BRIEF - Lines that include the word "content" are the ones to copy.

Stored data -
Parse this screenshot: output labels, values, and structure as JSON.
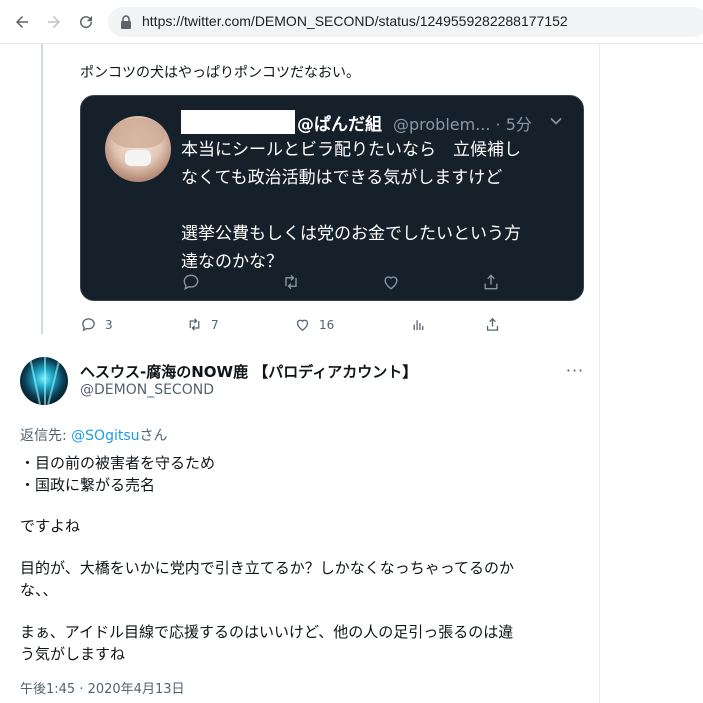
{
  "browser": {
    "url": "https://twitter.com/DEMON_SECOND/status/1249559282288177152"
  },
  "top_tweet": {
    "text": "ポンコツの犬はやっぱりポンコツだなおい。",
    "quote": {
      "name": "@ぱんだ組",
      "handle_time": "@problem... · 5分",
      "body": [
        "本当にシールとビラ配りたいなら　立候補し",
        "なくても政治活動はできる気がしますけど",
        "",
        "選挙公費もしくは党のお金でしたいという方",
        "達なのかな？"
      ]
    },
    "counts": {
      "replies": "3",
      "retweets": "7",
      "likes": "16"
    }
  },
  "main_tweet": {
    "display_name": "ヘスウス-腐海のNOW鹿 【パロディアカウント】",
    "screen_name": "@DEMON_SECOND",
    "more_icon": "···",
    "reply_prefix": "返信先: ",
    "reply_mention": "@SOgitsu",
    "reply_suffix": "さん",
    "lines": [
      "・目の前の被害者を守るため",
      "・国政に繋がる売名",
      "ですよね",
      "目的が、大橋をいかに党内で引き立てるか？しかなくなっちゃってるのか",
      "な、、",
      "まぁ、アイドル目線で応援するのはいいけど、他の人の足引っ張るのは違",
      "う気がしますね"
    ],
    "timestamp": "午後1:45 · 2020年4月13日"
  },
  "colors": {
    "link": "#1d9bf0",
    "dim_card": "#15202b",
    "secondary_text": "#536471"
  }
}
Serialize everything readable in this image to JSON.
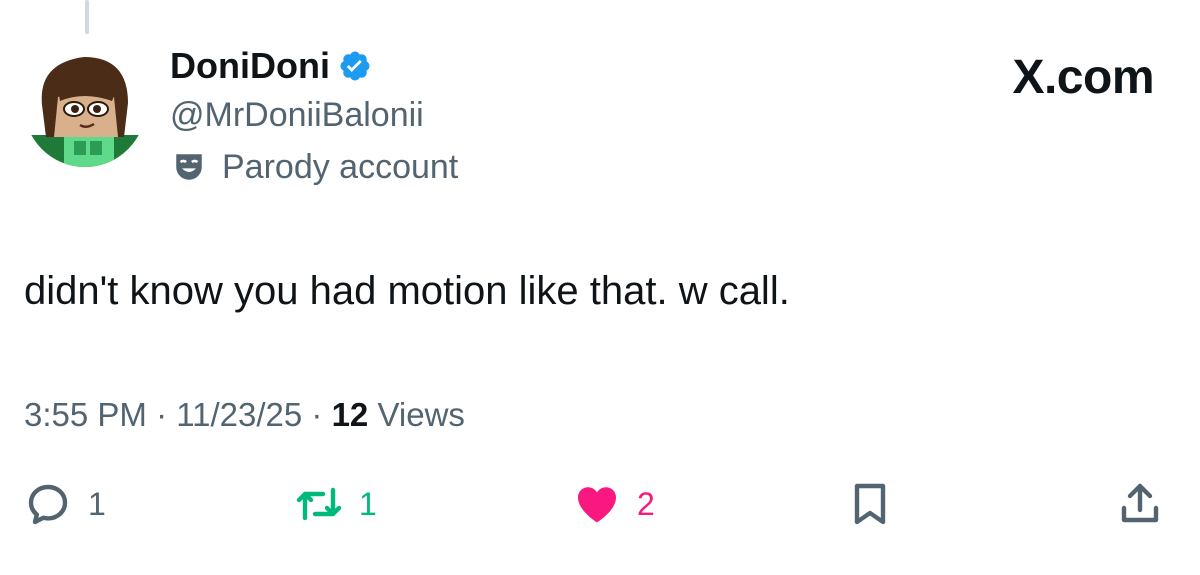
{
  "author": {
    "display_name": "DoniDoni",
    "handle": "@MrDoniiBalonii",
    "verified": true,
    "label": "Parody account"
  },
  "brand": "X.com",
  "tweet": {
    "text": "didn't know you had motion like that. w call."
  },
  "meta": {
    "time": "3:55 PM",
    "sep": " · ",
    "date": "11/23/25",
    "views_count": "12",
    "views_label": " Views"
  },
  "actions": {
    "reply_count": "1",
    "repost_count": "1",
    "like_count": "2",
    "like_active": true
  },
  "colors": {
    "verified": "#1d9bf0",
    "repost": "#00ba7c",
    "like": "#f91880",
    "secondary_text": "#536471",
    "primary_text": "#0f1419"
  },
  "icons": [
    "verified-badge-icon",
    "parody-mask-icon",
    "reply-icon",
    "repost-icon",
    "heart-icon",
    "bookmark-icon",
    "share-icon"
  ]
}
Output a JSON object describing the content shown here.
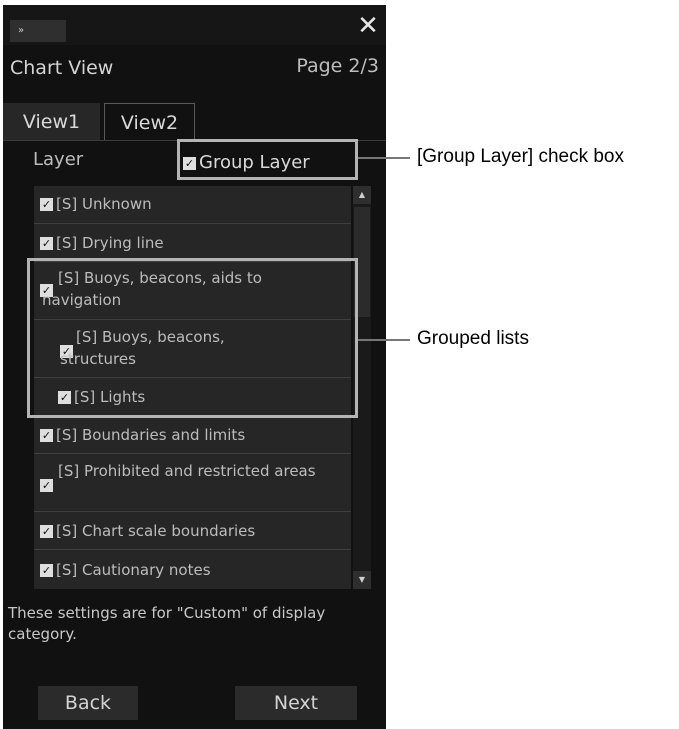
{
  "toolbar": {
    "collapse_icon": "»",
    "close_icon": "✕"
  },
  "header": {
    "title": "Chart View",
    "page": "Page 2/3"
  },
  "tabs": [
    {
      "label": "View1",
      "selected": true
    },
    {
      "label": "View2",
      "selected": false
    }
  ],
  "layer_label": "Layer",
  "group_layer": {
    "label": "Group Layer",
    "checked": true
  },
  "checkbox_glyph": "✓",
  "layers": [
    {
      "label": "[S] Unknown",
      "checked": true
    },
    {
      "label": "[S] Drying line",
      "checked": true
    },
    {
      "label": "[S] Buoys, beacons, aids to navigation",
      "checked": true
    },
    {
      "label": "[S] Buoys, beacons, structures",
      "checked": true
    },
    {
      "label": "[S] Lights",
      "checked": true
    },
    {
      "label": "[S] Boundaries and limits",
      "checked": true
    },
    {
      "label": "[S] Prohibited and restricted areas",
      "checked": true
    },
    {
      "label": "[S] Chart scale boundaries",
      "checked": true
    },
    {
      "label": "[S] Cautionary notes",
      "checked": true
    }
  ],
  "note": "These settings are for \"Custom\" of display category.",
  "buttons": {
    "back": "Back",
    "next": "Next"
  },
  "callouts": {
    "group_layer_checkbox": "[Group Layer] check box",
    "grouped_lists": "Grouped lists"
  },
  "colors": {
    "panel_bg": "#111111",
    "list_bg": "#262626",
    "highlight": "#b4b4b4"
  }
}
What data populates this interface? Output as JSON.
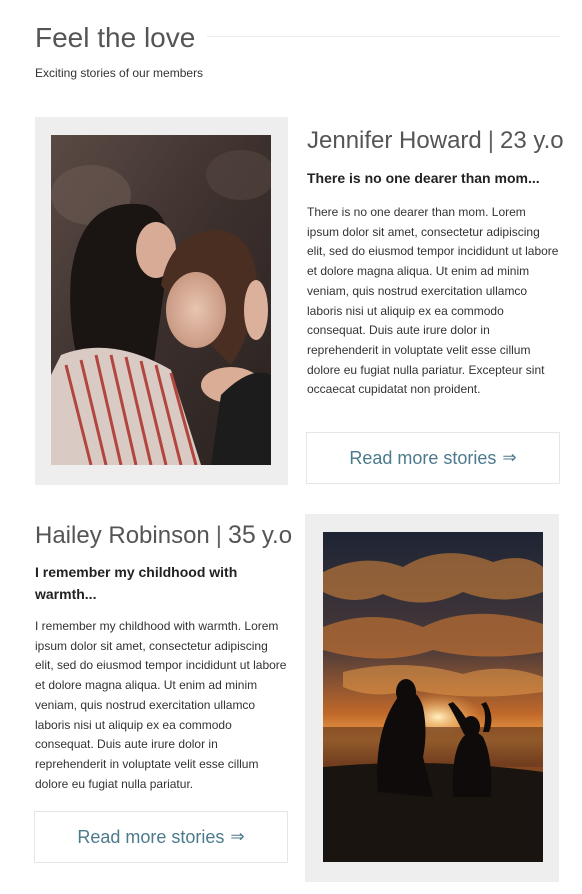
{
  "header": {
    "title": "Feel the love",
    "subtitle": "Exciting stories of our members"
  },
  "stories": [
    {
      "name": "Jennifer Howard",
      "separator": "|",
      "age": "23 y.o",
      "headline": "There is no one dearer than mom...",
      "body": "There is no one dearer than mom. Lorem ipsum dolor sit amet, consectetur adipiscing elit, sed do eiusmod tempor incididunt ut labore et dolore magna aliqua. Ut enim ad minim veniam, quis nostrud exercitation ullamco laboris nisi ut aliquip ex ea commodo consequat. Duis aute irure dolor in reprehenderit in voluptate velit esse cillum dolore eu fugiat nulla pariatur. Excepteur sint occaecat cupidatat non proident.",
      "button_label": "Read more stories",
      "button_arrow": "⇒"
    },
    {
      "name": "Hailey Robinson",
      "separator": "|",
      "age_number": "35",
      "age_unit": "y.o",
      "headline": "I remember my childhood with warmth...",
      "body": "I remember my childhood with warmth. Lorem ipsum dolor sit amet, consectetur adipiscing elit, sed do eiusmod tempor incididunt ut labore et dolore magna aliqua. Ut enim ad minim veniam, quis nostrud exercitation ullamco laboris nisi ut aliquip ex ea commodo consequat. Duis aute irure dolor in reprehenderit in voluptate velit esse cillum dolore eu fugiat nulla pariatur.",
      "button_label": "Read more stories",
      "button_arrow": "⇒"
    }
  ],
  "colors": {
    "link": "#4b7a8c",
    "frame": "#eeeeee",
    "heading": "#555555"
  }
}
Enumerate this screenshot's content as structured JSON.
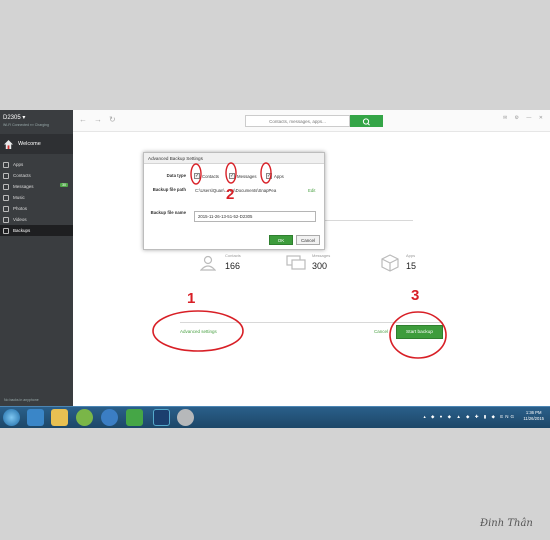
{
  "sidebar": {
    "device": "D2305 ▾",
    "device_sub": "Wi-Fi Connected  ▪▪▪ Charging",
    "welcome": "Welcome",
    "items": [
      {
        "label": "Apps",
        "icon": "apps-icon"
      },
      {
        "label": "Contacts",
        "icon": "contacts-icon"
      },
      {
        "label": "Messages",
        "icon": "messages-icon",
        "badge": "30"
      },
      {
        "label": "Music",
        "icon": "music-icon"
      },
      {
        "label": "Photos",
        "icon": "photos-icon"
      },
      {
        "label": "Videos",
        "icon": "videos-icon"
      },
      {
        "label": "Backups",
        "icon": "backups-icon",
        "active": true
      }
    ],
    "footer": "No backs in anyphone"
  },
  "topbar": {
    "search_placeholder": "Contacts, messages, apps..."
  },
  "dialog": {
    "title": "Advanced Backup Settings",
    "data_type_label": "Data type",
    "options": [
      "Contacts",
      "Messages",
      "Apps"
    ],
    "path_label": "Backup file path",
    "path_value": "C:\\Users\\Quan\\...ren\\Documents\\SnapPea",
    "edit": "Edit",
    "name_label": "Backup file name",
    "name_value": "2015-11-26-13-51-52-D2305",
    "ok": "OK",
    "cancel": "Cancel"
  },
  "stats": [
    {
      "label": "Contacts",
      "value": "166"
    },
    {
      "label": "Messages",
      "value": "300"
    },
    {
      "label": "Apps",
      "value": "15"
    }
  ],
  "actions": {
    "advanced": "Advanced settings",
    "cancel": "Cancel",
    "start": "Start backup"
  },
  "taskbar": {
    "lang": "ENG",
    "time": "1:36 PM",
    "date": "11/26/2015"
  },
  "annotations": [
    "1",
    "2",
    "3"
  ],
  "annotation_color": "#d81f26",
  "signature": "Đinh Thân"
}
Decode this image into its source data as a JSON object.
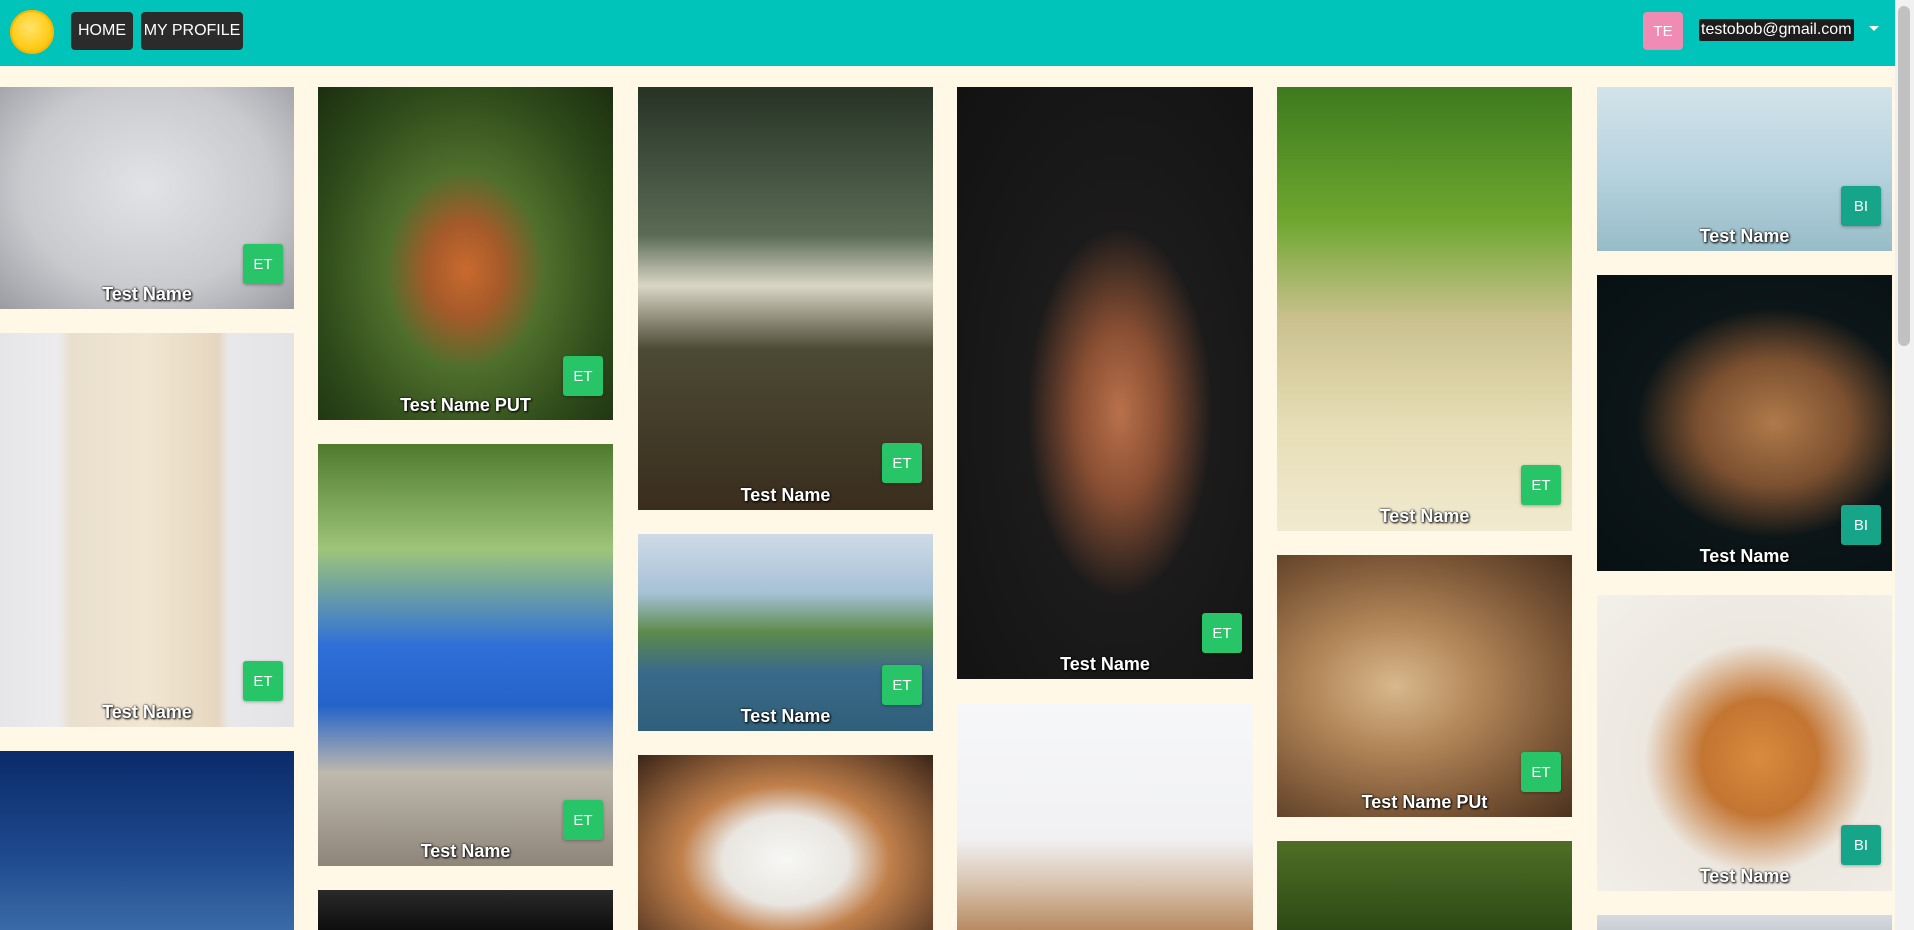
{
  "nav": {
    "home_label": "HOME",
    "profile_label": "MY PROFILE"
  },
  "user": {
    "initials": "TE",
    "email": "testobob@gmail.com"
  },
  "colors": {
    "header": "#00c4b9",
    "page_background": "#fff8e7",
    "badge_et": "#27c468",
    "badge_bi": "#17a589",
    "user_avatar": "#f08bb4"
  },
  "cards": [
    {
      "caption": "Test Name",
      "badge": "ET",
      "image": "leaf-on-snow"
    },
    {
      "caption": "Test Name",
      "badge": "ET",
      "image": "white-staircase"
    },
    {
      "caption": "",
      "badge": "",
      "image": "pine-trees-night-sky"
    },
    {
      "caption": "Test Name PUT",
      "badge": "ET",
      "image": "red-fox"
    },
    {
      "caption": "Test Name",
      "badge": "ET",
      "image": "blue-dinosaur-sculpture"
    },
    {
      "caption": "",
      "badge": "",
      "image": "black-white-photo"
    },
    {
      "caption": "Test Name",
      "badge": "ET",
      "image": "forest-sunset"
    },
    {
      "caption": "Test Name",
      "badge": "ET",
      "image": "lake-island-leaves"
    },
    {
      "caption": "",
      "badge": "",
      "image": "white-orange-cat"
    },
    {
      "caption": "Test Name",
      "badge": "ET",
      "image": "sphynx-cat"
    },
    {
      "caption": "",
      "badge": "",
      "image": "kittens"
    },
    {
      "caption": "Test Name",
      "badge": "ET",
      "image": "grass-field"
    },
    {
      "caption": "Test Name PUt",
      "badge": "ET",
      "image": "lion"
    },
    {
      "caption": "",
      "badge": "",
      "image": "forest-trees"
    },
    {
      "caption": "Test Name",
      "badge": "BI",
      "image": "blue-towers"
    },
    {
      "caption": "Test Name",
      "badge": "BI",
      "image": "giraffe"
    },
    {
      "caption": "Test Name",
      "badge": "BI",
      "image": "orange-cat-stretching"
    },
    {
      "caption": "",
      "badge": "",
      "image": "grey-photo"
    }
  ]
}
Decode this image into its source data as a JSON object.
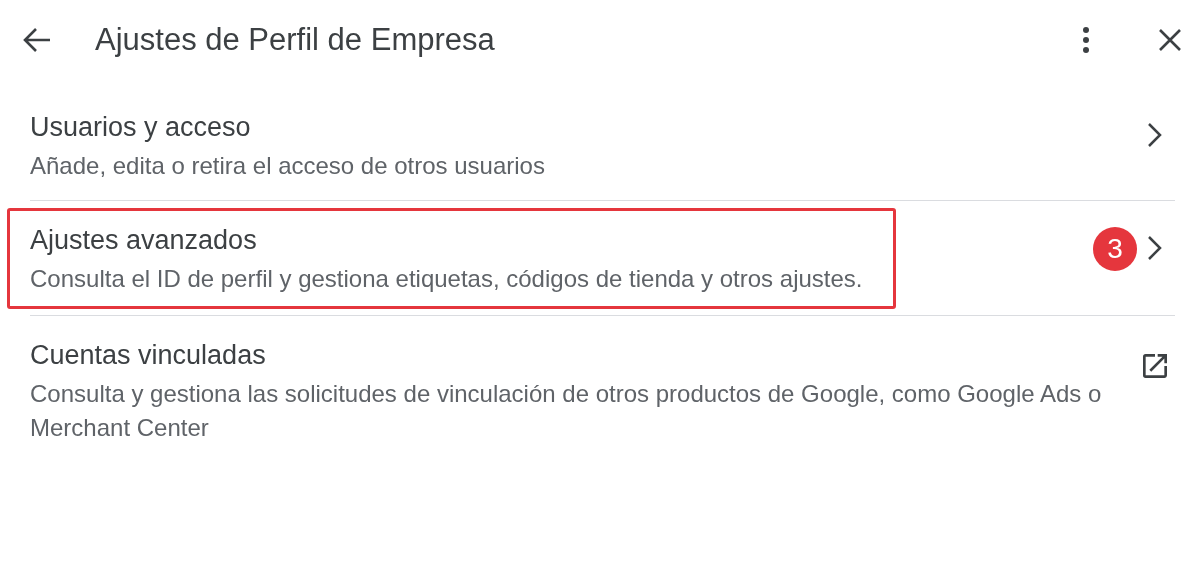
{
  "header": {
    "title": "Ajustes de Perfil de Empresa"
  },
  "items": [
    {
      "kind": "nav",
      "title": "Usuarios y acceso",
      "subtitle": "Añade, edita o retira el acceso de otros usuarios",
      "highlighted": false
    },
    {
      "kind": "nav",
      "title": "Ajustes avanzados",
      "subtitle": "Consulta el ID de perfil y gestiona etiquetas, códigos de tienda y otros ajustes.",
      "highlighted": true,
      "badge": "3"
    },
    {
      "kind": "external",
      "title": "Cuentas vinculadas",
      "subtitle": "Consulta y gestiona las solicitudes de vinculación de otros productos de Google, como Google Ads o Merchant Center",
      "highlighted": false
    }
  ]
}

TASK SOLUTION -
Output a JSON object describing the content shown here.
Enumerate this screenshot's content as structured JSON.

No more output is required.